Records supplied:
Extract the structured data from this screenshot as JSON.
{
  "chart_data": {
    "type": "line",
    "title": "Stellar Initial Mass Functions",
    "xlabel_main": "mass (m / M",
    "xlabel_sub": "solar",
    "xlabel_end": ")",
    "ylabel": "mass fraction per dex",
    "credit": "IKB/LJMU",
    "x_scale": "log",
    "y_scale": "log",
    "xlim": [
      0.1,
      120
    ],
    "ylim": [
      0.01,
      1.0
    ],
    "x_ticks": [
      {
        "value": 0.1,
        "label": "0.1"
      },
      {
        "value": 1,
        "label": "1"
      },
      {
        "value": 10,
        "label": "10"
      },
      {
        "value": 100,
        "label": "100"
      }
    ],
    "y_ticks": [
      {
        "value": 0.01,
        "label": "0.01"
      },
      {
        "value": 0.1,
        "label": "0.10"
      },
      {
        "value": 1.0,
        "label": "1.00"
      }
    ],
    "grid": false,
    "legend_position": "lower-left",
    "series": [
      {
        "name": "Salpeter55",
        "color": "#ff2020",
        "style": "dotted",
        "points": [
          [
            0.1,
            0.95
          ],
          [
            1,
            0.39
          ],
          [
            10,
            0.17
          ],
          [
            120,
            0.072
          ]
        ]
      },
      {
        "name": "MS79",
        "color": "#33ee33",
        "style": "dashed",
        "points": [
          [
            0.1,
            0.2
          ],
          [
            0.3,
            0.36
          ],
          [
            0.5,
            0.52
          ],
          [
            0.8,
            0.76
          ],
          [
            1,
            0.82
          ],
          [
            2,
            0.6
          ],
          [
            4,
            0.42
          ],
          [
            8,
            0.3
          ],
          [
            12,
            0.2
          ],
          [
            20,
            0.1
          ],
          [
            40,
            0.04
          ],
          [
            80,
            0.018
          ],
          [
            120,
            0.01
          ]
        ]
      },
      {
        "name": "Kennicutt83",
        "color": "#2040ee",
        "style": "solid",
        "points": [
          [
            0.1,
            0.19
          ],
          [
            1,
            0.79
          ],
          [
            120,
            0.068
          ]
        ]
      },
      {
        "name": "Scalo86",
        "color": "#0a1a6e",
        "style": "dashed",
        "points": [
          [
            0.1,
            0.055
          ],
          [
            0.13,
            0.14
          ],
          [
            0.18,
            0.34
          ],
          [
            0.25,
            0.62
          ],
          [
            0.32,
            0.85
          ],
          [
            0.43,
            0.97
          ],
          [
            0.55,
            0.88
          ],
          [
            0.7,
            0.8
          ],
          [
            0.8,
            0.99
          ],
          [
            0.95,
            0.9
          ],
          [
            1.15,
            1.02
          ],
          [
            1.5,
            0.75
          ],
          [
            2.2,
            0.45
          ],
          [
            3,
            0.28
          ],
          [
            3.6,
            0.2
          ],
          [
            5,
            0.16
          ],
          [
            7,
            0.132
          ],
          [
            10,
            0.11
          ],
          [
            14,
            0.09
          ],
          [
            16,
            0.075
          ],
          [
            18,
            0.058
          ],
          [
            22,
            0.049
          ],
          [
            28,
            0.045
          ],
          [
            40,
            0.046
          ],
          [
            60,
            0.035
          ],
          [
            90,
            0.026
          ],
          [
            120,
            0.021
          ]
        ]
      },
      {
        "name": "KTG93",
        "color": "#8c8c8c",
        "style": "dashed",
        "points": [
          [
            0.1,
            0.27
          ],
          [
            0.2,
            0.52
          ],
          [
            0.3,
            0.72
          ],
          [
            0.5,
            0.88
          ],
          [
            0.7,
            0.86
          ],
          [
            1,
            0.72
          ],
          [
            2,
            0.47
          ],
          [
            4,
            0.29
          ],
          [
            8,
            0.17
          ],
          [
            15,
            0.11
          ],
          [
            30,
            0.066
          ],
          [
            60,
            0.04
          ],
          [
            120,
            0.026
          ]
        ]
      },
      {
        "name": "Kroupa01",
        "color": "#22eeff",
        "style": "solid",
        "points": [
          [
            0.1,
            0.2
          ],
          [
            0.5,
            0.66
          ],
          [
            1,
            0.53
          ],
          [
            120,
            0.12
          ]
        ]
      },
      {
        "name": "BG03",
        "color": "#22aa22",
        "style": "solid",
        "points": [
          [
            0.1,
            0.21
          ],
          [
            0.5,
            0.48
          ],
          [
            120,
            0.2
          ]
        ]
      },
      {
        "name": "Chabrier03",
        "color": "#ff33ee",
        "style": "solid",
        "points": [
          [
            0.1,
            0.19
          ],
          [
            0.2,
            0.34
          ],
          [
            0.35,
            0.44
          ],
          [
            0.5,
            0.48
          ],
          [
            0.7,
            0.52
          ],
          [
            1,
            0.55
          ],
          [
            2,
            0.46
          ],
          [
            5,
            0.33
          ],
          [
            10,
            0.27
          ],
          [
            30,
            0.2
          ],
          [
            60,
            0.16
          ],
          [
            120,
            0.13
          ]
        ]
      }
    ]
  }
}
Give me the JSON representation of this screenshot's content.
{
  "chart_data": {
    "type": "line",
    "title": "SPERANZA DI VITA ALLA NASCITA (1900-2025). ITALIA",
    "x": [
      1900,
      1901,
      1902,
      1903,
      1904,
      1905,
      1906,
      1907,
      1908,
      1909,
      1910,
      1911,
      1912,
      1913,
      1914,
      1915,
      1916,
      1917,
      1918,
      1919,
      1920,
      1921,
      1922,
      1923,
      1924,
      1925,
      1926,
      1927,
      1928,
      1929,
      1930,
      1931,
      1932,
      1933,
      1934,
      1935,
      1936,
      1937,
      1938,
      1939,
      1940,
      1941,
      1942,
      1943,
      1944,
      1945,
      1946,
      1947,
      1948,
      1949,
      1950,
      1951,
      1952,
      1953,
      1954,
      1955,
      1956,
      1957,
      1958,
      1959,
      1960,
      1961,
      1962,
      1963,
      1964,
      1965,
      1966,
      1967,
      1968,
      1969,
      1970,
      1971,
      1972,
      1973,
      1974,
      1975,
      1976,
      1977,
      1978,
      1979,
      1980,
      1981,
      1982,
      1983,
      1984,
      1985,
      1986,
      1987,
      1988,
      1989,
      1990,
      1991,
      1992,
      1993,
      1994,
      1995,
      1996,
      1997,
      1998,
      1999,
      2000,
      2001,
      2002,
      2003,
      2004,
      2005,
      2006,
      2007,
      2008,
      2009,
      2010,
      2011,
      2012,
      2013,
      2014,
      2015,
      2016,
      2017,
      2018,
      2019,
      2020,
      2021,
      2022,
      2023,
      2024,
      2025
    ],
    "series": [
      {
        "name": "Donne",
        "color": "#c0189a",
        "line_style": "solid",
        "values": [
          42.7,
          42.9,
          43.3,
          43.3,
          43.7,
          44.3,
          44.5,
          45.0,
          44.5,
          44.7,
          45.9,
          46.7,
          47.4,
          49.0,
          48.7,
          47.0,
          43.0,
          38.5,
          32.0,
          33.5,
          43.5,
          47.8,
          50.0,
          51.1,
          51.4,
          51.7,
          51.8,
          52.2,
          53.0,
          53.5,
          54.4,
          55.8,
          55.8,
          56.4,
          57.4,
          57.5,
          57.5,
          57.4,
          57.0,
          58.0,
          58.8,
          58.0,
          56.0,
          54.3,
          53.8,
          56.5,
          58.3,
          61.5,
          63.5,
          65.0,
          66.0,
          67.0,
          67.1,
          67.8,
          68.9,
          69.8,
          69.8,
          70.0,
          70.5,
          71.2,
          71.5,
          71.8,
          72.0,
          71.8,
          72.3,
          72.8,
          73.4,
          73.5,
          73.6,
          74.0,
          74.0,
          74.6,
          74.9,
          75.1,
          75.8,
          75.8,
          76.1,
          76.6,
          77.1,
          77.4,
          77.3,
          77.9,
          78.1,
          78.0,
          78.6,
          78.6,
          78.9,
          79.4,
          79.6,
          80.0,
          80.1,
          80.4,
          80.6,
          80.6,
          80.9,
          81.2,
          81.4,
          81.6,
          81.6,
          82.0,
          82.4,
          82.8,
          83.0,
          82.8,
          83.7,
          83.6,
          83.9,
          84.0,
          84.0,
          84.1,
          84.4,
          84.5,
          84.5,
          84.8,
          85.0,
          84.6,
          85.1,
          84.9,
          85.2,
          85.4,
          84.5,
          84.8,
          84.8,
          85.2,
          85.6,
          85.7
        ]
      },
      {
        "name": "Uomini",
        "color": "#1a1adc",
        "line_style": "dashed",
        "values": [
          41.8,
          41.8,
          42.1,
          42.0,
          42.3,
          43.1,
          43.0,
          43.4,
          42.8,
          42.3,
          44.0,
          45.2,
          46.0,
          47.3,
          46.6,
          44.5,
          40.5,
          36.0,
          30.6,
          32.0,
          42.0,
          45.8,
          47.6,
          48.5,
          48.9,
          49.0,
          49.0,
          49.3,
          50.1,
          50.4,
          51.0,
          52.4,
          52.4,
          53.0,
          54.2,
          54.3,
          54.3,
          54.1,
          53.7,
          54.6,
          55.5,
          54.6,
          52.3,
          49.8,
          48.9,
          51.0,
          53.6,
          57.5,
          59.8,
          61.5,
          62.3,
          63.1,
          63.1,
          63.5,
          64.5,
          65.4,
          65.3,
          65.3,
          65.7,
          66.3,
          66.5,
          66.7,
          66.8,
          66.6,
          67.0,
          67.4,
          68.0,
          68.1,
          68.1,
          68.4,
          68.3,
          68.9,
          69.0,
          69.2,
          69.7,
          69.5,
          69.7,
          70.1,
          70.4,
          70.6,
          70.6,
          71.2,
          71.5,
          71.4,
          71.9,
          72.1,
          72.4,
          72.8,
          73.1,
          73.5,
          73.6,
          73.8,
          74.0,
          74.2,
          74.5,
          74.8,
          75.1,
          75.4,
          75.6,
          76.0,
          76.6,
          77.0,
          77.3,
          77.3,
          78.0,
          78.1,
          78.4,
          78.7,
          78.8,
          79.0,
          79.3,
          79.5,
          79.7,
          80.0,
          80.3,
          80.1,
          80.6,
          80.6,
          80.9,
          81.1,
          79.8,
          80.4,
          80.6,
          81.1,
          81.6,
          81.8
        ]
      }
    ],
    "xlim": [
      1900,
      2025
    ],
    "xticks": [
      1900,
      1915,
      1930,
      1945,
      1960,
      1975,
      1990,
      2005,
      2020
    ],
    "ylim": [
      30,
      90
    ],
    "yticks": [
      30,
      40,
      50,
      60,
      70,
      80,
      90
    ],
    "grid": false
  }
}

Task details:
Write out every line from the entries where "color" appears.

Solution to the exercise:
        "color": "#ff2020",
        "color": "#33ee33",
        "color": "#2040ee",
        "color": "#0a1a6e",
        "color": "#8c8c8c",
        "color": "#22eeff",
        "color": "#22aa22",
        "color": "#ff33ee",
        "color": "#c0189a",
        "color": "#1a1adc",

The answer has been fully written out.